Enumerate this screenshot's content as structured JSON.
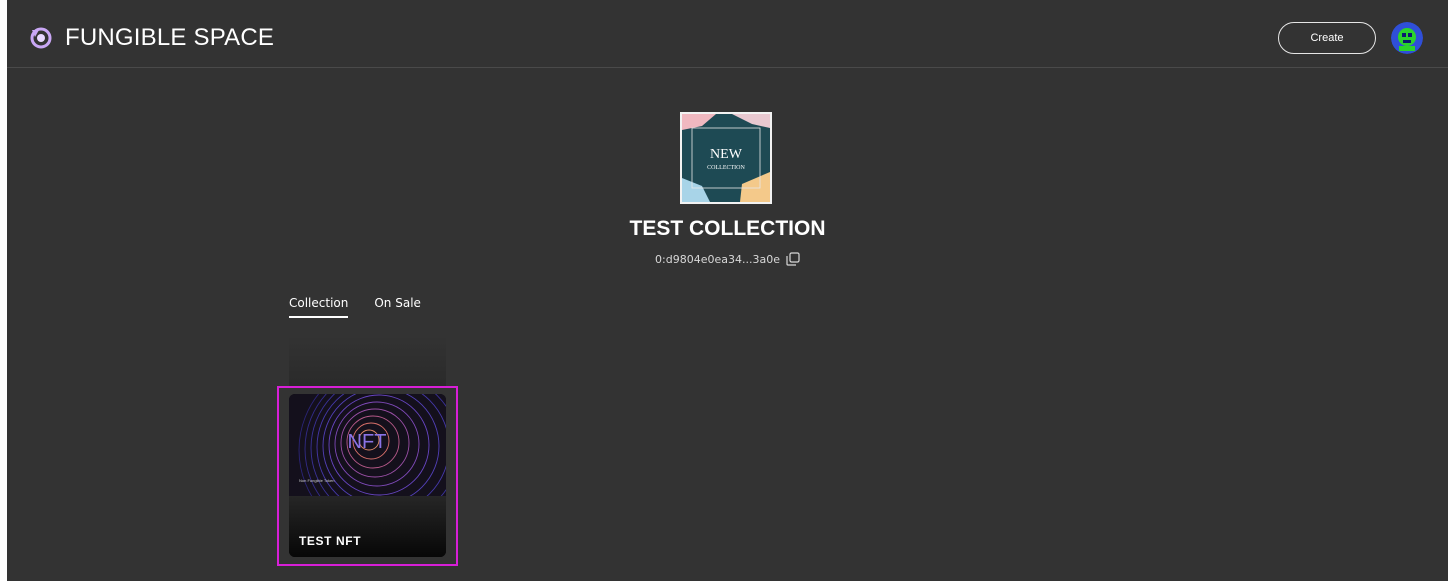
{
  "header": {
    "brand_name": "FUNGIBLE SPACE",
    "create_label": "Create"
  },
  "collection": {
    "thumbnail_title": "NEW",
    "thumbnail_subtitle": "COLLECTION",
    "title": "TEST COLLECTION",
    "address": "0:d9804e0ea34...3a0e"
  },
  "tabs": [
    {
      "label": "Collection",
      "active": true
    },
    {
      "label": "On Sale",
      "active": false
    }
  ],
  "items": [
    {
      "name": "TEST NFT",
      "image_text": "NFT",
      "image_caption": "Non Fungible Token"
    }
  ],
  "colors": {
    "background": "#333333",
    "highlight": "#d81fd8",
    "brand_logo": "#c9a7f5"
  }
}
————
WHAT THE TASK REQUIRES:
Write down every line of the data above that includes the string "TEST".

TASK RESULT:
    "title": "TEST COLLECTION",
      "name": "TEST NFT",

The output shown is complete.